• _REQUIRED TASK_: Using the data below, copy each line that includes the word "subtitle".

• _DATASET RECORDS_:
>>>>
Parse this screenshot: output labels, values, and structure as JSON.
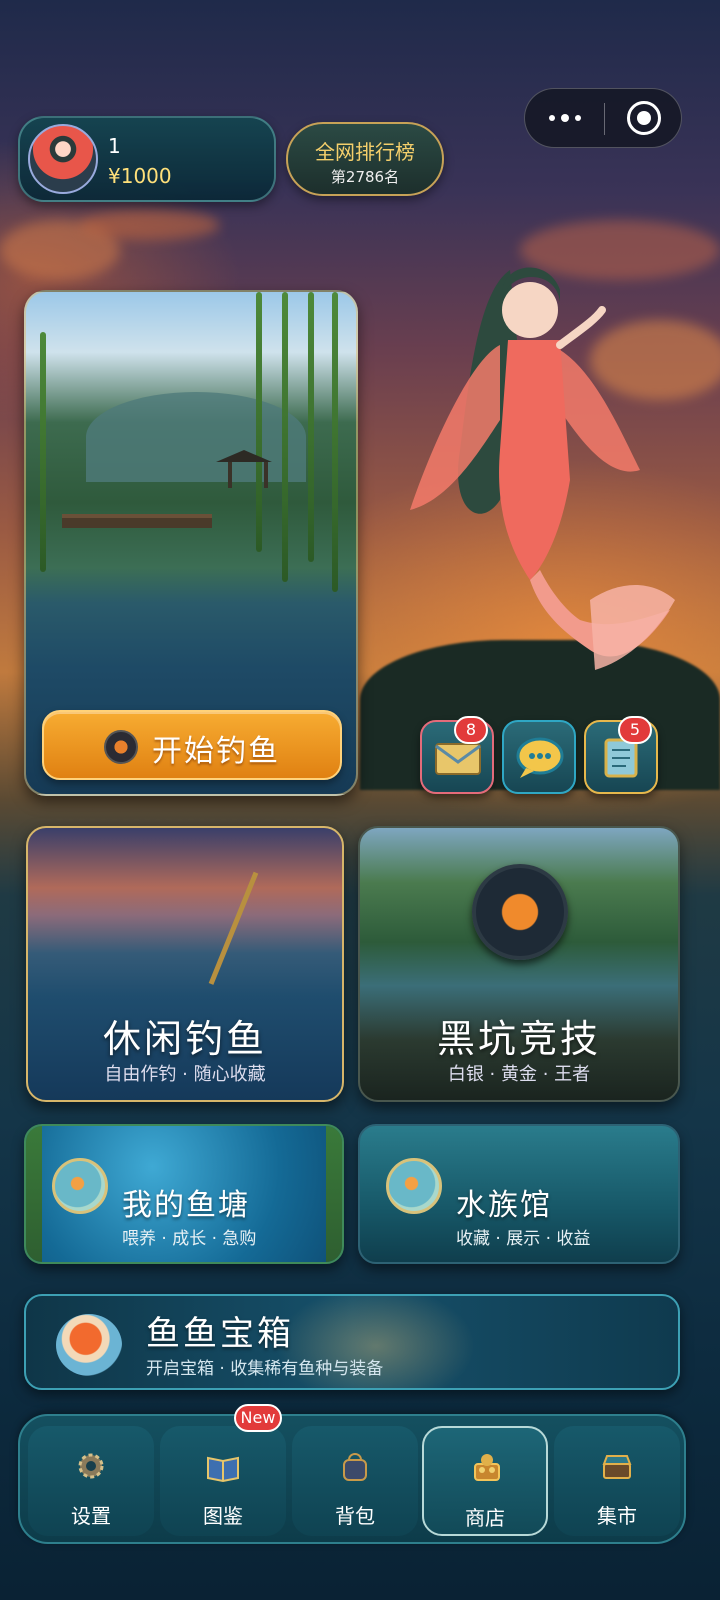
{
  "player": {
    "level": "1",
    "money": "¥1000"
  },
  "rank": {
    "title": "全网排行榜",
    "position": "第2786名"
  },
  "start_fishing": {
    "label": "开始钓鱼"
  },
  "quick_icons": [
    {
      "name": "mail",
      "badge": "8"
    },
    {
      "name": "chat",
      "badge": ""
    },
    {
      "name": "scroll",
      "badge": "5"
    }
  ],
  "modes": {
    "leisure": {
      "title": "休闲钓鱼",
      "subtitle": "自由作钓 · 随心收藏"
    },
    "pit": {
      "title": "黑坑竞技",
      "subtitle": "白银 · 黄金 · 王者"
    }
  },
  "pond": {
    "title": "我的鱼塘",
    "subtitle": "喂养 · 成长 · 急购"
  },
  "aquarium": {
    "title": "水族馆",
    "subtitle": "收藏 · 展示 · 收益"
  },
  "chest": {
    "title": "鱼鱼宝箱",
    "subtitle": "开启宝箱 · 收集稀有鱼种与装备"
  },
  "nav": {
    "items": [
      {
        "label": "设置",
        "icon": "settings-icon"
      },
      {
        "label": "图鉴",
        "icon": "book-icon"
      },
      {
        "label": "背包",
        "icon": "backpack-icon"
      },
      {
        "label": "商店",
        "icon": "shop-icon"
      },
      {
        "label": "集市",
        "icon": "market-icon"
      }
    ],
    "new_badge": "New"
  },
  "colors": {
    "accent_orange": "#f7ac32",
    "gold": "#f5cf6b",
    "badge_red": "#e23a3a",
    "teal": "#145060"
  }
}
<<<<
• _EXERCISE OUTPUT_:
      "subtitle": "自由作钓 · 随心收藏"
      "subtitle": "白银 · 黄金 · 王者"
    "subtitle": "喂养 · 成长 · 急购"
    "subtitle": "收藏 · 展示 · 收益"
    "subtitle": "开启宝箱 · 收集稀有鱼种与装备"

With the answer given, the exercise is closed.